■ **WRITTEN TASK**
Identify the lines bearing the string "values" and gather them.

start PROVIDED DATA

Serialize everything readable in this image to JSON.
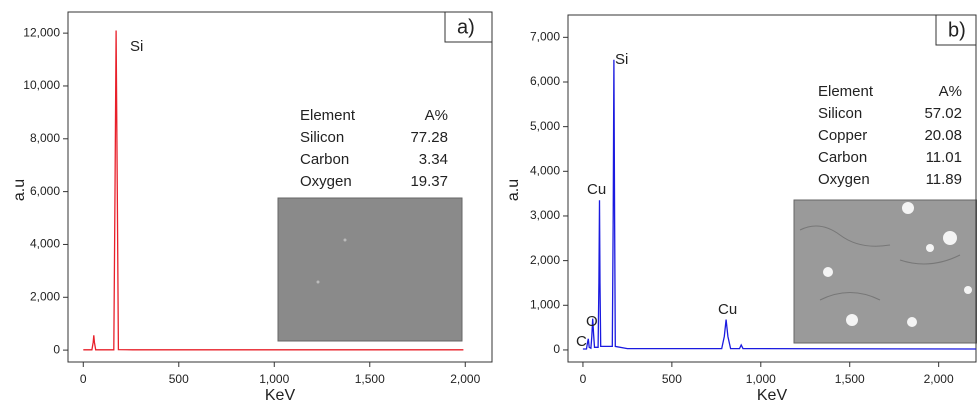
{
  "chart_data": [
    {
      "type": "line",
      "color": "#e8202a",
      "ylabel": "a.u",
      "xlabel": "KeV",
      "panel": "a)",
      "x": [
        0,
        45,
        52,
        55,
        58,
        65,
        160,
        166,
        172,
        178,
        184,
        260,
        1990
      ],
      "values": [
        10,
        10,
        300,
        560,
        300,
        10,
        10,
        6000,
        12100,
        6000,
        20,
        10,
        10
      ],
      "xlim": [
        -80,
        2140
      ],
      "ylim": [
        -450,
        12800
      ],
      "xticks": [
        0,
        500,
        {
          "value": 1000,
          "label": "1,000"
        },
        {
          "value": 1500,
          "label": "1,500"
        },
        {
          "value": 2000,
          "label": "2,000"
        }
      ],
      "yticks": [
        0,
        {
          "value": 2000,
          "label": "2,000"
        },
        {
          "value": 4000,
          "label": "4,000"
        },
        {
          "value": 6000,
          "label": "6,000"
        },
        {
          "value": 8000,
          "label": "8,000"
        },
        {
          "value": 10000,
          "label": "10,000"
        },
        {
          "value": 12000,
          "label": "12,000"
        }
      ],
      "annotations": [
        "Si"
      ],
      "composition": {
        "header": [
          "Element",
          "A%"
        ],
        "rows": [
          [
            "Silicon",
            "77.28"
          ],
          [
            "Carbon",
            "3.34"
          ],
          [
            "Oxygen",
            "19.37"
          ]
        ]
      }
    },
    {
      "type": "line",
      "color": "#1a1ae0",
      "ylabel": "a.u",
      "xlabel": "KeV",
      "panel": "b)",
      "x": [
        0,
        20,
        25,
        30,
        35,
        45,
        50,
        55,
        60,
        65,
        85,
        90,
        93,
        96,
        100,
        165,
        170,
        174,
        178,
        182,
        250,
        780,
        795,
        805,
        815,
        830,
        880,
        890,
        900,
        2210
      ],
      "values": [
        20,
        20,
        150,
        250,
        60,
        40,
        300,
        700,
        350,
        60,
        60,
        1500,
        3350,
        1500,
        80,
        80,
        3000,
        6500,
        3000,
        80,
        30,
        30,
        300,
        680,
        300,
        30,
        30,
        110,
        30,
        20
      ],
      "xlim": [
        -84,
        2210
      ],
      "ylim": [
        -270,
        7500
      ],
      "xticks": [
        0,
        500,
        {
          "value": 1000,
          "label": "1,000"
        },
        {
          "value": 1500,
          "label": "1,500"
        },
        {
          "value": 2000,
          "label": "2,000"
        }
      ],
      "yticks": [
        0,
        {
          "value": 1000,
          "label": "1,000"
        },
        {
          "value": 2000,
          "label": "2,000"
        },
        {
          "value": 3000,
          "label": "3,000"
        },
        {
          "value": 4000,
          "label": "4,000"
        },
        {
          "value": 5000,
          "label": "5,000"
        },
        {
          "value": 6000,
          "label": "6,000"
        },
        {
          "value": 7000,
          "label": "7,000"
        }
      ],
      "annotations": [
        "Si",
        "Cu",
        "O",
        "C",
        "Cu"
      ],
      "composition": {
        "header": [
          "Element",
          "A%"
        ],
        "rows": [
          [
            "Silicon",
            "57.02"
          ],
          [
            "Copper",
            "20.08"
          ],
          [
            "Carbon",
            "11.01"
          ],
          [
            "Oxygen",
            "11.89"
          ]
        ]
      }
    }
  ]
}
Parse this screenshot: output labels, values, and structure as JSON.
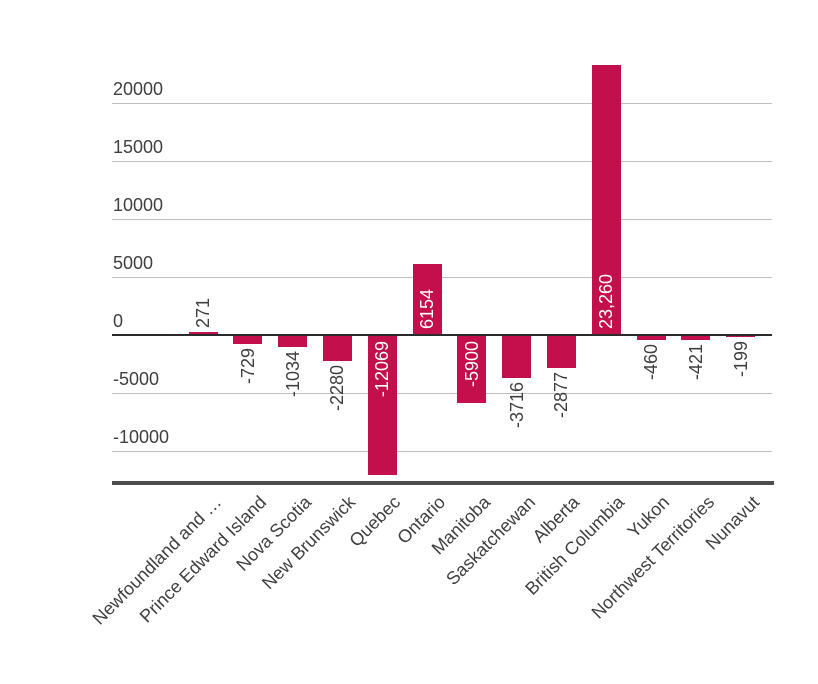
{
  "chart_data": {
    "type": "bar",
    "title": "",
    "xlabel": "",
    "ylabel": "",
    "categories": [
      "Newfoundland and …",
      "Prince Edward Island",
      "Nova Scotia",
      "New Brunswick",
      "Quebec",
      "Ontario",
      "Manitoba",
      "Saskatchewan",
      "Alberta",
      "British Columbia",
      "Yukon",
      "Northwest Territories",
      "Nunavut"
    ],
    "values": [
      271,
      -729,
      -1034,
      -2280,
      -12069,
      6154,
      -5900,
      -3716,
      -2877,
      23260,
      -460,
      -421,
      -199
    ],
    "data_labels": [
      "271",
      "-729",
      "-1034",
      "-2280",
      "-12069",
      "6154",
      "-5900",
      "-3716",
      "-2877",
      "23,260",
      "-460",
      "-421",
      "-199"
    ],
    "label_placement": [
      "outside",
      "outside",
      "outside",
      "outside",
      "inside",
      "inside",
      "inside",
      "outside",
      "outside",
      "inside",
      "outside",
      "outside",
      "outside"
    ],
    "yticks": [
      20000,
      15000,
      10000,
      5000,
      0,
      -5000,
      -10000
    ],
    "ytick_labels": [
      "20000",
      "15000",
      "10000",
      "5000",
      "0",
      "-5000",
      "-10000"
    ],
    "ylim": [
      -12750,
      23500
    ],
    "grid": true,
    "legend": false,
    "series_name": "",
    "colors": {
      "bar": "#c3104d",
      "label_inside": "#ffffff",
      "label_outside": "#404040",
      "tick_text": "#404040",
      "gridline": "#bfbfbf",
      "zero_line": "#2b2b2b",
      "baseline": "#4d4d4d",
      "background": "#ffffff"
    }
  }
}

end PROVIDED DATA

■ **THE REPLY**
      "values": [
      "values": [
Parse this screenshot: output labels, values, and structure as JSON.
    "values": [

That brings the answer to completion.